Description of the task: Images excluded, repeat each entry below exactly.

______

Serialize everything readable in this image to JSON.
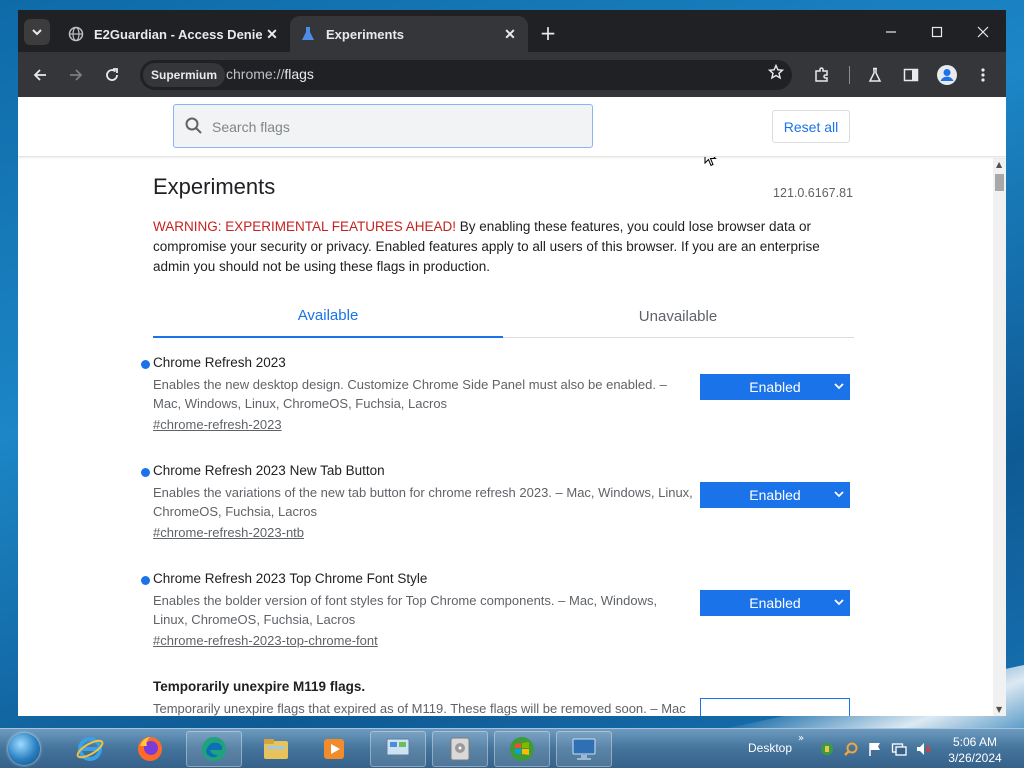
{
  "browser": {
    "tab_search_icon": "chevron-down-icon",
    "tabs": [
      {
        "title": "E2Guardian - Access Denied",
        "icon": "globe-icon",
        "active": false
      },
      {
        "title": "Experiments",
        "icon": "flask-icon",
        "active": true
      }
    ],
    "new_tab_glyph": "+",
    "window_controls": {
      "minimize": "—",
      "maximize": "☐",
      "close": "✕"
    },
    "toolbar": {
      "profile_chip": "Supermium",
      "url_scheme": "chrome://",
      "url_path": "flags"
    }
  },
  "flags_page": {
    "search_placeholder": "Search flags",
    "reset_label": "Reset all",
    "title": "Experiments",
    "version": "121.0.6167.81",
    "warning_strong": "WARNING: EXPERIMENTAL FEATURES AHEAD!",
    "warning_rest": " By enabling these features, you could lose browser data or compromise your security or privacy. Enabled features apply to all users of this browser. If you are an enterprise admin you should not be using these flags in production.",
    "tabs": {
      "available": "Available",
      "unavailable": "Unavailable"
    },
    "flags": [
      {
        "name": "Chrome Refresh 2023",
        "description": "Enables the new desktop design. Customize Chrome Side Panel must also be enabled. – Mac, Windows, Linux, ChromeOS, Fuchsia, Lacros",
        "anchor": "#chrome-refresh-2023",
        "state": "Enabled",
        "modified": true
      },
      {
        "name": "Chrome Refresh 2023 New Tab Button",
        "description": "Enables the variations of the new tab button for chrome refresh 2023. – Mac, Windows, Linux, ChromeOS, Fuchsia, Lacros",
        "anchor": "#chrome-refresh-2023-ntb",
        "state": "Enabled",
        "modified": true
      },
      {
        "name": "Chrome Refresh 2023 Top Chrome Font Style",
        "description": "Enables the bolder version of font styles for Top Chrome components. – Mac, Windows, Linux, ChromeOS, Fuchsia, Lacros",
        "anchor": "#chrome-refresh-2023-top-chrome-font",
        "state": "Enabled",
        "modified": true
      },
      {
        "name": "Temporarily unexpire M119 flags.",
        "description": "Temporarily unexpire flags that expired as of M119. These flags will be removed soon. – Mac",
        "anchor": "",
        "state": "",
        "modified": false
      }
    ]
  },
  "taskbar": {
    "apps": [
      "internet-explorer-icon",
      "firefox-icon",
      "edge-icon",
      "file-explorer-icon",
      "media-player-icon",
      "control-panel-icon",
      "disk-utility-icon",
      "windows-update-icon",
      "remote-desktop-icon"
    ],
    "desktop_label": "Desktop",
    "tray_chevron": "»",
    "time": "5:06 AM",
    "date": "3/26/2024"
  },
  "colors": {
    "accent": "#1a73e8",
    "warning": "#c5221f",
    "browser_dark": "#202124"
  }
}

______

Problem solution:
Serialize everything readable in this image to JSON.
{
  "browser": {
    "tab_search_icon": "chevron-down-icon",
    "tabs": [
      {
        "title": "E2Guardian - Access Denied",
        "icon": "globe-icon",
        "active": false
      },
      {
        "title": "Experiments",
        "icon": "flask-icon",
        "active": true
      }
    ],
    "new_tab_glyph": "+",
    "window_controls": {
      "minimize": "—",
      "maximize": "☐",
      "close": "✕"
    },
    "toolbar": {
      "profile_chip": "Supermium",
      "url_scheme": "chrome://",
      "url_path": "flags"
    }
  },
  "flags_page": {
    "search_placeholder": "Search flags",
    "reset_label": "Reset all",
    "title": "Experiments",
    "version": "121.0.6167.81",
    "warning_strong": "WARNING: EXPERIMENTAL FEATURES AHEAD!",
    "warning_rest": " By enabling these features, you could lose browser data or compromise your security or privacy. Enabled features apply to all users of this browser. If you are an enterprise admin you should not be using these flags in production.",
    "tabs": {
      "available": "Available",
      "unavailable": "Unavailable"
    },
    "flags": [
      {
        "name": "Chrome Refresh 2023",
        "description": "Enables the new desktop design. Customize Chrome Side Panel must also be enabled. – Mac, Windows, Linux, ChromeOS, Fuchsia, Lacros",
        "anchor": "#chrome-refresh-2023",
        "state": "Enabled",
        "modified": true
      },
      {
        "name": "Chrome Refresh 2023 New Tab Button",
        "description": "Enables the variations of the new tab button for chrome refresh 2023. – Mac, Windows, Linux, ChromeOS, Fuchsia, Lacros",
        "anchor": "#chrome-refresh-2023-ntb",
        "state": "Enabled",
        "modified": true
      },
      {
        "name": "Chrome Refresh 2023 Top Chrome Font Style",
        "description": "Enables the bolder version of font styles for Top Chrome components. – Mac, Windows, Linux, ChromeOS, Fuchsia, Lacros",
        "anchor": "#chrome-refresh-2023-top-chrome-font",
        "state": "Enabled",
        "modified": true
      },
      {
        "name": "Temporarily unexpire M119 flags.",
        "description": "Temporarily unexpire flags that expired as of M119. These flags will be removed soon. – Mac",
        "anchor": "",
        "state": "",
        "modified": false
      }
    ]
  },
  "taskbar": {
    "apps": [
      "internet-explorer-icon",
      "firefox-icon",
      "edge-icon",
      "file-explorer-icon",
      "media-player-icon",
      "control-panel-icon",
      "disk-utility-icon",
      "windows-update-icon",
      "remote-desktop-icon"
    ],
    "desktop_label": "Desktop",
    "tray_chevron": "»",
    "time": "5:06 AM",
    "date": "3/26/2024"
  },
  "colors": {
    "accent": "#1a73e8",
    "warning": "#c5221f",
    "browser_dark": "#202124"
  }
}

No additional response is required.